Required work: Copy out the lines below without any changes, covering the stretch from the start of the items through the line containing "video-duration: 19:29 bbox=[582, 701, 619, 715]".

Listings of boxed layout items:
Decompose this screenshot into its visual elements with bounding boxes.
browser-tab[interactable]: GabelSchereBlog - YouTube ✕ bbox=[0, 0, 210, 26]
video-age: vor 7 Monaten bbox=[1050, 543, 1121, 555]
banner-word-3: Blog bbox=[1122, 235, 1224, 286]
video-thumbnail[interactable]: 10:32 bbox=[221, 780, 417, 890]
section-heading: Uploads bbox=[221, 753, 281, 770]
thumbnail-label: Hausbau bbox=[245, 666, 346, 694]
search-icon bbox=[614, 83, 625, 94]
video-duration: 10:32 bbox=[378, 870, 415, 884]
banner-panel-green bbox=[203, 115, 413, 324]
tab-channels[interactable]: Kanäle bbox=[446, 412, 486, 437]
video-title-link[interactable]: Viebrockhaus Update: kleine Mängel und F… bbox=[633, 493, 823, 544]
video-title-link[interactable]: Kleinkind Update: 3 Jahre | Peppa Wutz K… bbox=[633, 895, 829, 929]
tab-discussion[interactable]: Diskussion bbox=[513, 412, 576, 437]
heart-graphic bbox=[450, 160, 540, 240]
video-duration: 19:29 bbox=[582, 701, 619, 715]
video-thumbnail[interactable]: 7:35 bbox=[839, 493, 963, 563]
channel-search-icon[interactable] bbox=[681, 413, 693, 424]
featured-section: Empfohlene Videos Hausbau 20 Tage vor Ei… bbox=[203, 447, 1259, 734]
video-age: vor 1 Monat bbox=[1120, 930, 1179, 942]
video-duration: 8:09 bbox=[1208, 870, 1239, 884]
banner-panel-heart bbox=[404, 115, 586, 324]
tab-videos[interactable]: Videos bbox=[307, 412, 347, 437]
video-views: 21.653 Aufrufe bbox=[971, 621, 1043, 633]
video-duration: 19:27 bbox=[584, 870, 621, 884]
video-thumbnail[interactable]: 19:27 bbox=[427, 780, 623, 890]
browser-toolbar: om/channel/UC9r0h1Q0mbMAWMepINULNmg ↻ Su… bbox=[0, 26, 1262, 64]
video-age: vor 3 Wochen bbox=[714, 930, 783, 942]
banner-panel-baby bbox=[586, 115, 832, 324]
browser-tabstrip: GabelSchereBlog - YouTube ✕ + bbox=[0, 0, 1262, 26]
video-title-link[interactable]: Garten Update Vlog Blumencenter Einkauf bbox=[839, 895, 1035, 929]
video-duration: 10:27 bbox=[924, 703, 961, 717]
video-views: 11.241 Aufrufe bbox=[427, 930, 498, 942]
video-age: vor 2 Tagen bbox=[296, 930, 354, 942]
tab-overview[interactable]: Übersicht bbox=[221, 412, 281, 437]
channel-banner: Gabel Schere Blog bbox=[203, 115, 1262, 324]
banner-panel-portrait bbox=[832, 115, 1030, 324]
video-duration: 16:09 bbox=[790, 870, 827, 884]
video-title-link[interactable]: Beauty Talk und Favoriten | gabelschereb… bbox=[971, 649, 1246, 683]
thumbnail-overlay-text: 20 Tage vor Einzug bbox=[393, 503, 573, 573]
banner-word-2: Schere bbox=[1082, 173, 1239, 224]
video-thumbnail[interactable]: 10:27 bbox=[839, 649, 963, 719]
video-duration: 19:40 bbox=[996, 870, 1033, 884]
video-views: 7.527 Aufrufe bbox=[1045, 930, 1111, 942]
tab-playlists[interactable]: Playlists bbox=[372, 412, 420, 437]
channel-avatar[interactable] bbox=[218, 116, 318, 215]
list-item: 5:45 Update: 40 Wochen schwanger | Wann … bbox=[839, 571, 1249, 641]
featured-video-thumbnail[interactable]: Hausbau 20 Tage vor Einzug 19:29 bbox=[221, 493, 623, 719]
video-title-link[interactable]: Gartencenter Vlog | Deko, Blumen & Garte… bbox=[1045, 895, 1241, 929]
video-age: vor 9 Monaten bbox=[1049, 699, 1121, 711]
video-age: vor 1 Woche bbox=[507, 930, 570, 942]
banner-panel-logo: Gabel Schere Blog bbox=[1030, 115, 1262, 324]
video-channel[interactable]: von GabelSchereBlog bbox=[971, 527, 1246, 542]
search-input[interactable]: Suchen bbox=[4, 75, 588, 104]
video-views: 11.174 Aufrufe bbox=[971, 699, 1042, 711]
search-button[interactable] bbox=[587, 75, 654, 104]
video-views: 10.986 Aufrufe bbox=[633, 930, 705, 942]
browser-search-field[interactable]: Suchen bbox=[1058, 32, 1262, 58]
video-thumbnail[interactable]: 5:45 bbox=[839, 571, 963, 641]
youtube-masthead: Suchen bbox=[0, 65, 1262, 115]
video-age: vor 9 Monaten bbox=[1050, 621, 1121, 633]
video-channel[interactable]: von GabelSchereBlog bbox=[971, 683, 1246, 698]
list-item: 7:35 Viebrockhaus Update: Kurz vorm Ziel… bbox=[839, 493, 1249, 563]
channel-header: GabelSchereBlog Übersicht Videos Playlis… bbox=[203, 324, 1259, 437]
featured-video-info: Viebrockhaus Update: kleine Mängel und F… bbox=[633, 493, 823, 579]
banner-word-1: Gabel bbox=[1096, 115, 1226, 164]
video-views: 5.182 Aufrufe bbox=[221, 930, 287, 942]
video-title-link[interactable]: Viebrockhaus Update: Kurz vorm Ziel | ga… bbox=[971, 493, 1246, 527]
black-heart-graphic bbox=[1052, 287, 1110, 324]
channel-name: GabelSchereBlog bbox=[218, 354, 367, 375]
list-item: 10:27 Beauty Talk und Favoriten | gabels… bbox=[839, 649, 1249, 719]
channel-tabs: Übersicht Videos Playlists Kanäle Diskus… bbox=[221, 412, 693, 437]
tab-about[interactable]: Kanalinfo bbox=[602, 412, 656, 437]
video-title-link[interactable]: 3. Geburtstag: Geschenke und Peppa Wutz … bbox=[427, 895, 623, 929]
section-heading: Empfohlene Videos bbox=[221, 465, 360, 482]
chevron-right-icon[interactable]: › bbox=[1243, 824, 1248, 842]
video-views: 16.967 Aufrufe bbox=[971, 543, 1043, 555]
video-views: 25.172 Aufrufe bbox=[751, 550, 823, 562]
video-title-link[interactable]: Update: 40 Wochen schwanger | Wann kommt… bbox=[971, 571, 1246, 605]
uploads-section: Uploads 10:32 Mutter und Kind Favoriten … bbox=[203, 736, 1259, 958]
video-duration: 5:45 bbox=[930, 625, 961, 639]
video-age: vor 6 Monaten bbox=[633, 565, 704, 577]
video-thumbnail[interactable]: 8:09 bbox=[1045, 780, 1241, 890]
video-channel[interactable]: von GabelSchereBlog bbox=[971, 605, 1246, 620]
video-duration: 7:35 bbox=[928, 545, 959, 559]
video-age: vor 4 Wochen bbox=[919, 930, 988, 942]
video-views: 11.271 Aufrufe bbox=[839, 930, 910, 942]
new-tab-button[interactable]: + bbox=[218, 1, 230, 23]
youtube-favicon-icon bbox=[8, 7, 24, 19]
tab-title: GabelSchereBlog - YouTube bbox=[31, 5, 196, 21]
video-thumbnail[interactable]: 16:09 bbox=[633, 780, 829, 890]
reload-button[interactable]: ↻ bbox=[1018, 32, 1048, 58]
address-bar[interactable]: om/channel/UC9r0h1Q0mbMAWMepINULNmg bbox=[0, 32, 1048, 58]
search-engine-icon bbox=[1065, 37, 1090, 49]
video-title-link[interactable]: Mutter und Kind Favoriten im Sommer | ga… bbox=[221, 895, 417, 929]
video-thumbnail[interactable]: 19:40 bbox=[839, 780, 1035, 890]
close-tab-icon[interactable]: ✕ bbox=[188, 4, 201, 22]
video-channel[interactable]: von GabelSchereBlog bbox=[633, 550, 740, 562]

Full solution:
Decompose this screenshot into its visual elements with bounding boxes.
browser-tab[interactable]: GabelSchereBlog - YouTube ✕ bbox=[0, 0, 210, 26]
video-age: vor 7 Monaten bbox=[1050, 543, 1121, 555]
banner-word-3: Blog bbox=[1122, 235, 1224, 286]
video-thumbnail[interactable]: 10:32 bbox=[221, 780, 417, 890]
section-heading: Uploads bbox=[221, 753, 281, 770]
thumbnail-label: Hausbau bbox=[245, 666, 346, 694]
search-icon bbox=[614, 83, 625, 94]
video-duration: 10:32 bbox=[378, 870, 415, 884]
banner-panel-green bbox=[203, 115, 413, 324]
tab-channels[interactable]: Kanäle bbox=[446, 412, 486, 437]
video-title-link[interactable]: Viebrockhaus Update: kleine Mängel und F… bbox=[633, 493, 823, 544]
video-title-link[interactable]: Kleinkind Update: 3 Jahre | Peppa Wutz K… bbox=[633, 895, 829, 929]
tab-discussion[interactable]: Diskussion bbox=[513, 412, 576, 437]
heart-graphic bbox=[450, 160, 540, 240]
video-duration: 19:29 bbox=[582, 701, 619, 715]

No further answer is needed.